- **RECORDS SHOWN**
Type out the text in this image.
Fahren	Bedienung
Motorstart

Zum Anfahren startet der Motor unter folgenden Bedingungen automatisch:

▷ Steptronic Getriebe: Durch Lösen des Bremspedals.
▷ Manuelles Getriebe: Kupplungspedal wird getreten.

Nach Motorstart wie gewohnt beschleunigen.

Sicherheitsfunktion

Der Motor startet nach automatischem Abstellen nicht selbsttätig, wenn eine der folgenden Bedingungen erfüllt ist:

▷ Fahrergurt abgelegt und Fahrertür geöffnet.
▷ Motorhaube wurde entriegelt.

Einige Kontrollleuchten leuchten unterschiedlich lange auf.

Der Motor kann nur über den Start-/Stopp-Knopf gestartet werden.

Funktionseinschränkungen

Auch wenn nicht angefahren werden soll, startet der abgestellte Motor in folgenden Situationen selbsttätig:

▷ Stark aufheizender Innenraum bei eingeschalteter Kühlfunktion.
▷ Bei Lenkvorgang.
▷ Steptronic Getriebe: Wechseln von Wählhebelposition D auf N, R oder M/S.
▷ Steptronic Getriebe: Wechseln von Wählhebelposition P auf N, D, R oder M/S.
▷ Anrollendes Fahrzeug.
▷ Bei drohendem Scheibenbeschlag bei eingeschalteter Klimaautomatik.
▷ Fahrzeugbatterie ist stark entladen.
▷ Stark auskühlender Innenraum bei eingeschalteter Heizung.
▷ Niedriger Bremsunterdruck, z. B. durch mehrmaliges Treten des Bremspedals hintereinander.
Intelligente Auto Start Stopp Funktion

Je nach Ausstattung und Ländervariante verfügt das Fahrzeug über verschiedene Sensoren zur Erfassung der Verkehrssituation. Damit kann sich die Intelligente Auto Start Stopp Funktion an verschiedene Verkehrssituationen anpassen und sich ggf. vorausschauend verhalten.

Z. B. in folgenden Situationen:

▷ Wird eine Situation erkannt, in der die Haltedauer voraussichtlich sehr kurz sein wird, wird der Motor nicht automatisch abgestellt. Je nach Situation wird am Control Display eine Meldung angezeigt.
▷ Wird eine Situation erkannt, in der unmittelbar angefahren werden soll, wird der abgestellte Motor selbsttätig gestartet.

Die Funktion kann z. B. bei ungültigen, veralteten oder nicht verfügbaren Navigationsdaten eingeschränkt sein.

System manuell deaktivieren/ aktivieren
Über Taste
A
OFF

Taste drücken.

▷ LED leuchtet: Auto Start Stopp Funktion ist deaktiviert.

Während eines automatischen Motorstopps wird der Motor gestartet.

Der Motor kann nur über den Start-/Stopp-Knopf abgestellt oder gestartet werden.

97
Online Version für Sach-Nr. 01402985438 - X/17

...

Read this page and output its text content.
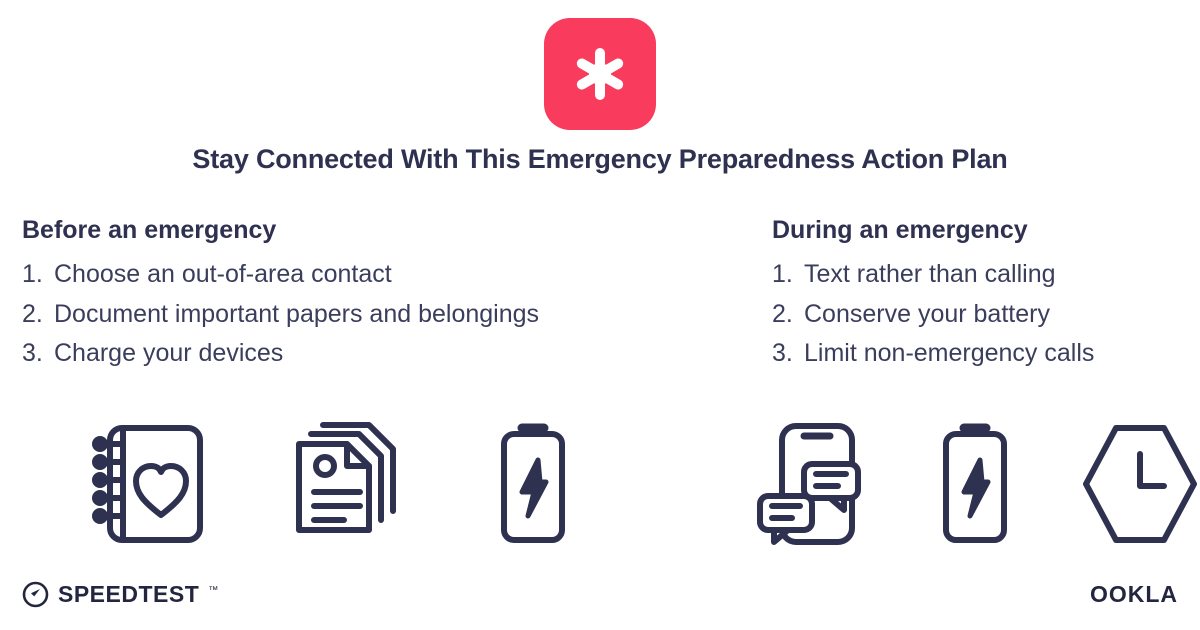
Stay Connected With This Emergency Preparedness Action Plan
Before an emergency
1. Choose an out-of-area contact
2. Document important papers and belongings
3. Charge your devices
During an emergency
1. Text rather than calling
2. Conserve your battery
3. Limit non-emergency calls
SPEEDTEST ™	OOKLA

- **WHAT NEEDS TO BE DONE**
Find each line holding "gestartet". Copy it out.

- **FINAL ANSWER**
Der Motor kann nur über den Start-/Stopp-Knopf gestartet werden.
▷ Wird eine Situation erkannt, in der unmittelbar angefahren werden soll, wird der abgestellte Motor selbsttätig gestartet.
Während eines automatischen Motorstopps wird der Motor gestartet.
Der Motor kann nur über den Start-/Stopp-Knopf abgestellt oder gestartet werden.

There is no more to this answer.